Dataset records
========================================

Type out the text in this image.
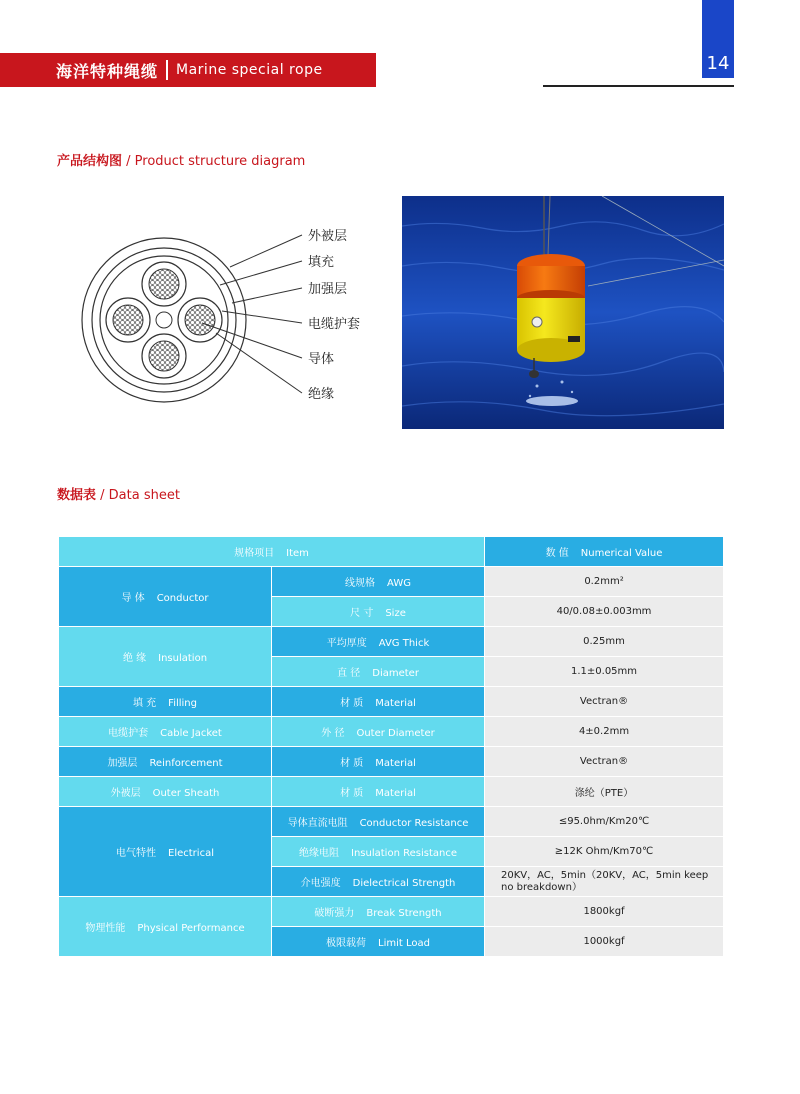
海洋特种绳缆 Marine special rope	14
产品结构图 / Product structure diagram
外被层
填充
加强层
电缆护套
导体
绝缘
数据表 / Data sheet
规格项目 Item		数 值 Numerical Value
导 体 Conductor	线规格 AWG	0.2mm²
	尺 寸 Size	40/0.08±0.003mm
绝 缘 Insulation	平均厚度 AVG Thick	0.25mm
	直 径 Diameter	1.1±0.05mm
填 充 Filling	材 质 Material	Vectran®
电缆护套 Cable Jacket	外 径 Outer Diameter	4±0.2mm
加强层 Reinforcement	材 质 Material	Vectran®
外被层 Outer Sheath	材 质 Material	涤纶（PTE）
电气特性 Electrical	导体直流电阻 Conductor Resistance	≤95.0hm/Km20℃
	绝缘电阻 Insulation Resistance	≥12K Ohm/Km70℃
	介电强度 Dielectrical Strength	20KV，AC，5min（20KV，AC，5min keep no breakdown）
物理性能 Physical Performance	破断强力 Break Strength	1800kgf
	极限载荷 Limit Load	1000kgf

========================================

YOUR GOAL: Of the lines above, how many include the word "Vectran"? Reply with the number alone.

OUTPUT OF THE TASK: 2